■ **Given data**
— START —

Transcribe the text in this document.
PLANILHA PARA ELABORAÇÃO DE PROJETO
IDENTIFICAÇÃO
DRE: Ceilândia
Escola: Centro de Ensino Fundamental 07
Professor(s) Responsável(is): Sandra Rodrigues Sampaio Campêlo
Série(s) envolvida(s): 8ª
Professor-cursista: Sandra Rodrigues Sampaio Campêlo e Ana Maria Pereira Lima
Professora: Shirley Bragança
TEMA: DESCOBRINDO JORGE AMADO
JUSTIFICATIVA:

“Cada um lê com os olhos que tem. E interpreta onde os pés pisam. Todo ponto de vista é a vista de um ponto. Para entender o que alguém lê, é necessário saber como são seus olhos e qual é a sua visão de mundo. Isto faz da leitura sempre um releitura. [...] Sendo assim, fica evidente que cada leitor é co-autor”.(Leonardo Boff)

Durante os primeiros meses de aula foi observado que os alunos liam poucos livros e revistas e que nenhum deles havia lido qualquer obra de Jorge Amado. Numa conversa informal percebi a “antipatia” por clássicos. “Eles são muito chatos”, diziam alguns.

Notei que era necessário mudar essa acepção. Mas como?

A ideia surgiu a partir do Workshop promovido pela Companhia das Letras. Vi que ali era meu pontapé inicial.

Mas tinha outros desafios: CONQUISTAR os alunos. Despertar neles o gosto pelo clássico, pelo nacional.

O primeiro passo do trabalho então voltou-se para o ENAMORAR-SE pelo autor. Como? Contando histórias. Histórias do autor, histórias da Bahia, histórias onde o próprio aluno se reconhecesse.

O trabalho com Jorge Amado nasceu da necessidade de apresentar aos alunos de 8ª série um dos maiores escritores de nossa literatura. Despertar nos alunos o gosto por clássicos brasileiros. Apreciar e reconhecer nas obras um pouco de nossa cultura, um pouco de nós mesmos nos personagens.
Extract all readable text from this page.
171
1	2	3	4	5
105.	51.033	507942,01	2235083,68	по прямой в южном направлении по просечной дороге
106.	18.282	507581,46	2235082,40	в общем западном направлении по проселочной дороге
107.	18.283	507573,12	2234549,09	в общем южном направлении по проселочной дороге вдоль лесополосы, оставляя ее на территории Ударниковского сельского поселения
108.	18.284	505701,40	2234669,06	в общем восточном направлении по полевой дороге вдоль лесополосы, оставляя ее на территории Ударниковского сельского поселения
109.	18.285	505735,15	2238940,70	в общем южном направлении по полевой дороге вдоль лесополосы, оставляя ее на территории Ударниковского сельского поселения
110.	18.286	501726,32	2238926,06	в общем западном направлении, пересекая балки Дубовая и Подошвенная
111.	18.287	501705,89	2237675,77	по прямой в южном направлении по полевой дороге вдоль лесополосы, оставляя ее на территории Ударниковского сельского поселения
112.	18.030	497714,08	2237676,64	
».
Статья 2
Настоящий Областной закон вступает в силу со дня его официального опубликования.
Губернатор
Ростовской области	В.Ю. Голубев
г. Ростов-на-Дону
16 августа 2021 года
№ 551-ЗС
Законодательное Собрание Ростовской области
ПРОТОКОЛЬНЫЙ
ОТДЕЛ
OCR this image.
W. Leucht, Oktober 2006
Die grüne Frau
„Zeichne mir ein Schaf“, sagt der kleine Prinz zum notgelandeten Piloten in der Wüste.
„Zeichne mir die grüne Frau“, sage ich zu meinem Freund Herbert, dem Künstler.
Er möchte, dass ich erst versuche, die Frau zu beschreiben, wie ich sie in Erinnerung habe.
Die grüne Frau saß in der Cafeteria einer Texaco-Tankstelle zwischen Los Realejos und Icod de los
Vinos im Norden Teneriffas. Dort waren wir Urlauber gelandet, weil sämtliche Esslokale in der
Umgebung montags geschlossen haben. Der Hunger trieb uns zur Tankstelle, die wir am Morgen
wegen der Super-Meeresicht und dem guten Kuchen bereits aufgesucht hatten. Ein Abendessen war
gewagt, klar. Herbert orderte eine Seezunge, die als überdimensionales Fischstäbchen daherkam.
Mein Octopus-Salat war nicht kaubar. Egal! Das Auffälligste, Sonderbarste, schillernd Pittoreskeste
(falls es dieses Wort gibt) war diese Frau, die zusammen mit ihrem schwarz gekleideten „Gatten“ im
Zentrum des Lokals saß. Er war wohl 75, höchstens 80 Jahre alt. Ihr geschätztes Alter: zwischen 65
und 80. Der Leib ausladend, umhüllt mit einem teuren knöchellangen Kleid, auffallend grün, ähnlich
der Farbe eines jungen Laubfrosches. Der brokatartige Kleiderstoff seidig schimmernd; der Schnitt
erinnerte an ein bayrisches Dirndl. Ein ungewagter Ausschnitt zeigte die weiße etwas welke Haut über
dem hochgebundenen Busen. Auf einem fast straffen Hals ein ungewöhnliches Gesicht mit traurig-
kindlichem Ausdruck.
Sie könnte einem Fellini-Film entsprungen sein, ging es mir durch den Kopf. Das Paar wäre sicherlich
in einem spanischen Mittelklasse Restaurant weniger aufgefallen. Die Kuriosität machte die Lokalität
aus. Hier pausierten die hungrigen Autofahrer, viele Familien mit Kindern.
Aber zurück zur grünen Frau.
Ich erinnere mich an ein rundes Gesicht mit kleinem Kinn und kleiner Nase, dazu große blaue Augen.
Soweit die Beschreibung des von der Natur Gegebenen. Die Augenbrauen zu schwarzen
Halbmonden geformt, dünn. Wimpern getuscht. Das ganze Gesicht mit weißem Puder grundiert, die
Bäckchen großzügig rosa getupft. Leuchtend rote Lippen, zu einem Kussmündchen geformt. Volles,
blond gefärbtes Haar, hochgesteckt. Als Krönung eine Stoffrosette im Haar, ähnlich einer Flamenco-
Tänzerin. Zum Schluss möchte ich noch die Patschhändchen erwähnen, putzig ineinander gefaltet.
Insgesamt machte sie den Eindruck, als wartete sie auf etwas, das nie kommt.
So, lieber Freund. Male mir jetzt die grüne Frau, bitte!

— END —

■ **Work to be completed**
Print the whole listing exactly as it is.

■ **Worked answer**
Transcribe the text in this document.
PLANILHA PARA ELABORAÇÃO DE PROJETO
IDENTIFICAÇÃO
DRE: Ceilândia
Escola: Centro de Ensino Fundamental 07
Professor(s) Responsável(is): Sandra Rodrigues Sampaio Campêlo
Série(s) envolvida(s): 8ª
Professor-cursista: Sandra Rodrigues Sampaio Campêlo e Ana Maria Pereira Lima
Professora: Shirley Bragança
TEMA: DESCOBRINDO JORGE AMADO
JUSTIFICATIVA:

“Cada um lê com os olhos que tem. E interpreta onde os pés pisam. Todo ponto de vista é a vista de um ponto. Para entender o que alguém lê, é necessário saber como são seus olhos e qual é a sua visão de mundo. Isto faz da leitura sempre um releitura. [...] Sendo assim, fica evidente que cada leitor é co-autor”.(Leonardo Boff)

Durante os primeiros meses de aula foi observado que os alunos liam poucos livros e revistas e que nenhum deles havia lido qualquer obra de Jorge Amado. Numa conversa informal percebi a “antipatia” por clássicos. “Eles são muito chatos”, diziam alguns.

Notei que era necessário mudar essa acepção. Mas como?

A ideia surgiu a partir do Workshop promovido pela Companhia das Letras. Vi que ali era meu pontapé inicial.

Mas tinha outros desafios: CONQUISTAR os alunos. Despertar neles o gosto pelo clássico, pelo nacional.

O primeiro passo do trabalho então voltou-se para o ENAMORAR-SE pelo autor. Como? Contando histórias. Histórias do autor, histórias da Bahia, histórias onde o próprio aluno se reconhecesse.

O trabalho com Jorge Amado nasceu da necessidade de apresentar aos alunos de 8ª série um dos maiores escritores de nossa literatura. Despertar nos alunos o gosto por clássicos brasileiros. Apreciar e reconhecer nas obras um pouco de nossa cultura, um pouco de nós mesmos nos personagens.
Extract all readable text from this page.
171
1	2	3	4	5
105.	51.033	507942,01	2235083,68	по прямой в южном направлении по просечной дороге
106.	18.282	507581,46	2235082,40	в общем западном направлении по проселочной дороге
107.	18.283	507573,12	2234549,09	в общем южном направлении по проселочной дороге вдоль лесополосы, оставляя ее на территории Ударниковского сельского поселения
108.	18.284	505701,40	2234669,06	в общем восточном направлении по полевой дороге вдоль лесополосы, оставляя ее на территории Ударниковского сельского поселения
109.	18.285	505735,15	2238940,70	в общем южном направлении по полевой дороге вдоль лесополосы, оставляя ее на территории Ударниковского сельского поселения
110.	18.286	501726,32	2238926,06	в общем западном направлении, пересекая балки Дубовая и Подошвенная
111.	18.287	501705,89	2237675,77	по прямой в южном направлении по полевой дороге вдоль лесополосы, оставляя ее на территории Ударниковского сельского поселения
112.	18.030	497714,08	2237676,64	
».
Статья 2
Настоящий Областной закон вступает в силу со дня его официального опубликования.
Губернатор
Ростовской области	В.Ю. Голубев
г. Ростов-на-Дону
16 августа 2021 года
№ 551-ЗС
Законодательное Собрание Ростовской области
ПРОТОКОЛЬНЫЙ
ОТДЕЛ
OCR this image.
W. Leucht, Oktober 2006
Die grüne Frau
„Zeichne mir ein Schaf“, sagt der kleine Prinz zum notgelandeten Piloten in der Wüste.
„Zeichne mir die grüne Frau“, sage ich zu meinem Freund Herbert, dem Künstler.
Er möchte, dass ich erst versuche, die Frau zu beschreiben, wie ich sie in Erinnerung habe.
Die grüne Frau saß in der Cafeteria einer Texaco-Tankstelle zwischen Los Realejos und Icod de los
Vinos im Norden Teneriffas. Dort waren wir Urlauber gelandet, weil sämtliche Esslokale in der
Umgebung montags geschlossen haben. Der Hunger trieb uns zur Tankstelle, die wir am Morgen
wegen der Super-Meeresicht und dem guten Kuchen bereits aufgesucht hatten. Ein Abendessen war
gewagt, klar. Herbert orderte eine Seezunge, die als überdimensionales Fischstäbchen daherkam.
Mein Octopus-Salat war nicht kaubar. Egal! Das Auffälligste, Sonderbarste, schillernd Pittoreskeste
(falls es dieses Wort gibt) war diese Frau, die zusammen mit ihrem schwarz gekleideten „Gatten“ im
Zentrum des Lokals saß. Er war wohl 75, höchstens 80 Jahre alt. Ihr geschätztes Alter: zwischen 65
und 80. Der Leib ausladend, umhüllt mit einem teuren knöchellangen Kleid, auffallend grün, ähnlich
der Farbe eines jungen Laubfrosches. Der brokatartige Kleiderstoff seidig schimmernd; der Schnitt
erinnerte an ein bayrisches Dirndl. Ein ungewagter Ausschnitt zeigte die weiße etwas welke Haut über
dem hochgebundenen Busen. Auf einem fast straffen Hals ein ungewöhnliches Gesicht mit traurig-
kindlichem Ausdruck.
Sie könnte einem Fellini-Film entsprungen sein, ging es mir durch den Kopf. Das Paar wäre sicherlich
in einem spanischen Mittelklasse Restaurant weniger aufgefallen. Die Kuriosität machte die Lokalität
aus. Hier pausierten die hungrigen Autofahrer, viele Familien mit Kindern.
Aber zurück zur grünen Frau.
Ich erinnere mich an ein rundes Gesicht mit kleinem Kinn und kleiner Nase, dazu große blaue Augen.
Soweit die Beschreibung des von der Natur Gegebenen. Die Augenbrauen zu schwarzen
Halbmonden geformt, dünn. Wimpern getuscht. Das ganze Gesicht mit weißem Puder grundiert, die
Bäckchen großzügig rosa getupft. Leuchtend rote Lippen, zu einem Kussmündchen geformt. Volles,
blond gefärbtes Haar, hochgesteckt. Als Krönung eine Stoffrosette im Haar, ähnlich einer Flamenco-
Tänzerin. Zum Schluss möchte ich noch die Patschhändchen erwähnen, putzig ineinander gefaltet.
Insgesamt machte sie den Eindruck, als wartete sie auf etwas, das nie kommt.
So, lieber Freund. Male mir jetzt die grüne Frau, bitte!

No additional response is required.